> [Extrait du texte]
────────────────────────────────────────
Et le Point décrit le déchainement contre cet homme qui un jour, ivre, a été grossier et stupide. Il lui donne la parole :
« Durant ces quelques semaines où cette affaire a tourné en boucle partout, seuls deux médias ont pris la peine de m’appeler pour avoir ma version des faits. Il était pourtant facile de vérifier certaines informations, comme le fait que je n’avais jamais travaillé avec Sandra Muller. Certains ont été prudents, mais beaucoup ont donné mon nom ou m’ont désigné par mes anciennes fonctions, ce qui me rend aisément reconnaissable. Quoi que je fasse, la « tache » est là, donc… » Des photos de lui grimé en porc circulent, Éric Brion voit commenter son physique ou ses capacités sexuelles dans des tweets ou des posts Facebook qui n’ont pas grand-chose à envier, sur l’échelle de la vulgarité, à ses propres propos. ll s’astreint, malgré la colère, à ne pas répondre, à ne pas entrer dans la mêlée délirante des réseaux sociaux, et ne publie qu’un droit de réponse, le 16 novembre, dans L’Obs, qui l’avait à tort désigné un mois plus tôt comme l’« ancien patron » de Sandra Muller. « De toute façon, quoi que je dise, cela allait se retourner contre moi. Et, pour ma famille, je ne voulais pas m’exposer plus encore. »
────────────────────────────────────────
> [Objectif énoncé 1] D'après l'extrait du texte, pourquoi Éric Brion se limite-t-il à un droit de réponse au lieu de répondre sur les réseaux sociaux ? Répondez en une à trois phrases.
> [Objectif énoncé 2] Recopiez à l'identique le passage des lignes de données qui va du début de ces lignes jusqu'à la ligne contenant "list each element", bornes incluses, en omettant les images.

> [Enregistrements d'annotation de mise en page]
────────────────────────────────────────
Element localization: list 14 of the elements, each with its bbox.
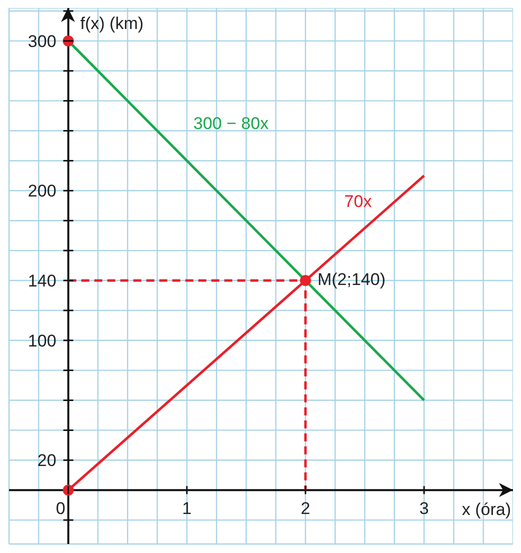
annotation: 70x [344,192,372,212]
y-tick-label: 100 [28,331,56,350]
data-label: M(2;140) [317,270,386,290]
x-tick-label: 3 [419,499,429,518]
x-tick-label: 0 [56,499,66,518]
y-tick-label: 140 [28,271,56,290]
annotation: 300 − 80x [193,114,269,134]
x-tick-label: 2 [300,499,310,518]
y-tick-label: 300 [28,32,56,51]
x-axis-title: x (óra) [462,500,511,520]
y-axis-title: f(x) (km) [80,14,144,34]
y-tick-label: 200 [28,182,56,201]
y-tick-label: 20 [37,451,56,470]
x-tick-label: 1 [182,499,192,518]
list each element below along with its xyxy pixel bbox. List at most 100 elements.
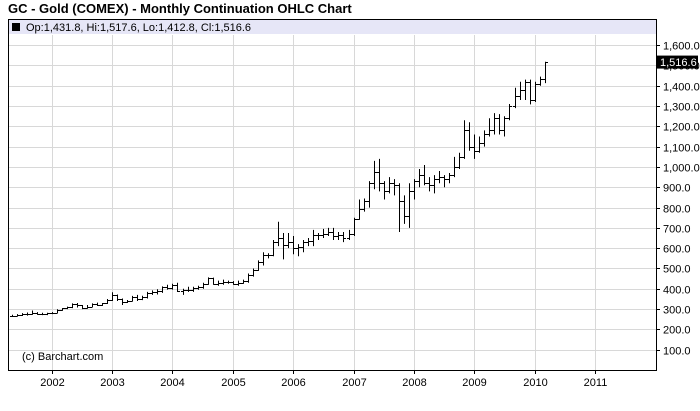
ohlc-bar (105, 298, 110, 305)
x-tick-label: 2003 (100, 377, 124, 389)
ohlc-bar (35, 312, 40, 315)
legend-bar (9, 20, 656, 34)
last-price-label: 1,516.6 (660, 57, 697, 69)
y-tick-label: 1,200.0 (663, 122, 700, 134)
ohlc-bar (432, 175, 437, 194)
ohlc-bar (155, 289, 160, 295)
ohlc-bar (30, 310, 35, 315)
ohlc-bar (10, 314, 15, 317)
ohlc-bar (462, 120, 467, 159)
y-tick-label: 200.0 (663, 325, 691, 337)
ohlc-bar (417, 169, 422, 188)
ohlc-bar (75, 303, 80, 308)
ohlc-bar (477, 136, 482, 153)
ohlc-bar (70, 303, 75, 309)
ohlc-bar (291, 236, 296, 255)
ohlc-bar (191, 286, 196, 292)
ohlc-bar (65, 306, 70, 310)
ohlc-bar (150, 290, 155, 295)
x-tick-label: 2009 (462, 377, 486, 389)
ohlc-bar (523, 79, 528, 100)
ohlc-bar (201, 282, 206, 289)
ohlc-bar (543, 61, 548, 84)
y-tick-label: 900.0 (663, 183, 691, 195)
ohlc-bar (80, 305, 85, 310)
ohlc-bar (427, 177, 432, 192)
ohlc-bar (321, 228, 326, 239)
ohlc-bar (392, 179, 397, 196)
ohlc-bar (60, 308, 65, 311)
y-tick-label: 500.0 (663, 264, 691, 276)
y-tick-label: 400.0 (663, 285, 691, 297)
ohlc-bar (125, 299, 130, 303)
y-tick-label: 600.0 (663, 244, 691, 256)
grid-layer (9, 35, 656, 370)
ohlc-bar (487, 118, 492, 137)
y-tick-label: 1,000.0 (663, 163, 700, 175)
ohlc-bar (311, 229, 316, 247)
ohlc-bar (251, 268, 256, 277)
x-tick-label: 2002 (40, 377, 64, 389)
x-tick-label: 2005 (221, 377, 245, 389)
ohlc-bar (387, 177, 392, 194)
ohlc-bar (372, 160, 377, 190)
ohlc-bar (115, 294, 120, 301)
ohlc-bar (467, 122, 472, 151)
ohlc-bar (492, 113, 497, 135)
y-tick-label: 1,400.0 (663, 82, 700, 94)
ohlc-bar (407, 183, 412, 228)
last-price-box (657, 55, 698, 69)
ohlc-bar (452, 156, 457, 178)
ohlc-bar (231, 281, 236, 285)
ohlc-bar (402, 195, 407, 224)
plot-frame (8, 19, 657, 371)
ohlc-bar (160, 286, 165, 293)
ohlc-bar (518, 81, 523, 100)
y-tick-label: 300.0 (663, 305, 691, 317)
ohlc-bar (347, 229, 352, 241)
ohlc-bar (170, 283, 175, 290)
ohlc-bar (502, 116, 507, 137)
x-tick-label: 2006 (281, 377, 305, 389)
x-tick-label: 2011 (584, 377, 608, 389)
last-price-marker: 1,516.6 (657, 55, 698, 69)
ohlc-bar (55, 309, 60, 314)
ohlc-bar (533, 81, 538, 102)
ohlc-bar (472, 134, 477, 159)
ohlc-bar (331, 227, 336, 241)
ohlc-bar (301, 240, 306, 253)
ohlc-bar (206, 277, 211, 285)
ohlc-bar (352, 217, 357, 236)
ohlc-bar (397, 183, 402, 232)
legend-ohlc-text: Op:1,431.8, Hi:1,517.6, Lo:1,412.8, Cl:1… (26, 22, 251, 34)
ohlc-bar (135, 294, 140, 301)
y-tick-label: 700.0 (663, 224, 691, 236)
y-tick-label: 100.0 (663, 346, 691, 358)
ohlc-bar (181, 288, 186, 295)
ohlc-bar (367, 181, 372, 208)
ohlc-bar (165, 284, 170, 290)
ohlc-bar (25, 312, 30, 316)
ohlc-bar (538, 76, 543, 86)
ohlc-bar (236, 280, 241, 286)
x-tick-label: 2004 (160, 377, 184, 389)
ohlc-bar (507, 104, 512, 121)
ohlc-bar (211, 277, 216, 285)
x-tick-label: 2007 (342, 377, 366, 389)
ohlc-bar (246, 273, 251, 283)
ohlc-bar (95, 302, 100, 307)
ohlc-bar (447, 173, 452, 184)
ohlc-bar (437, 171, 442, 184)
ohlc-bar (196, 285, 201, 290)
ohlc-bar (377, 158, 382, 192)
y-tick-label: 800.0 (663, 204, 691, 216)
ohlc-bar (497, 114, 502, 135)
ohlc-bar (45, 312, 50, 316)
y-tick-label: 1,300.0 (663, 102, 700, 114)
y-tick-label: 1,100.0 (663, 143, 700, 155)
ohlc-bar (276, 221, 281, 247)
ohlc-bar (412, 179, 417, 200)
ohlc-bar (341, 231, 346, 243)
────────────────────────────────────────
> [Corrigé 1] Il estime que, quoi qu'il dise, cela allait se retourner contre lui. Il ne voulait pas non plus, pour sa famille, s'exposer davantage.

> [Corrigé 2]
Element localization: list 14 of the elements, each with its bbox.
annotation: 70x [344,192,372,212]
y-tick-label: 100 [28,331,56,350]
data-label: M(2;140) [317,270,386,290]
x-tick-label: 3 [419,499,429,518]
x-tick-label: 0 [56,499,66,518]
y-tick-label: 140 [28,271,56,290]
annotation: 300 − 80x [193,114,269,134]
x-tick-label: 2 [300,499,310,518]
y-tick-label: 300 [28,32,56,51]
x-axis-title: x (óra) [462,500,511,520]
y-axis-title: f(x) (km) [80,14,144,34]
y-tick-label: 200 [28,182,56,201]
y-tick-label: 20 [37,451,56,470]
x-tick-label: 1 [182,499,192,518]
list each element below along with its xyxy pixel bbox. List at most 100 elements.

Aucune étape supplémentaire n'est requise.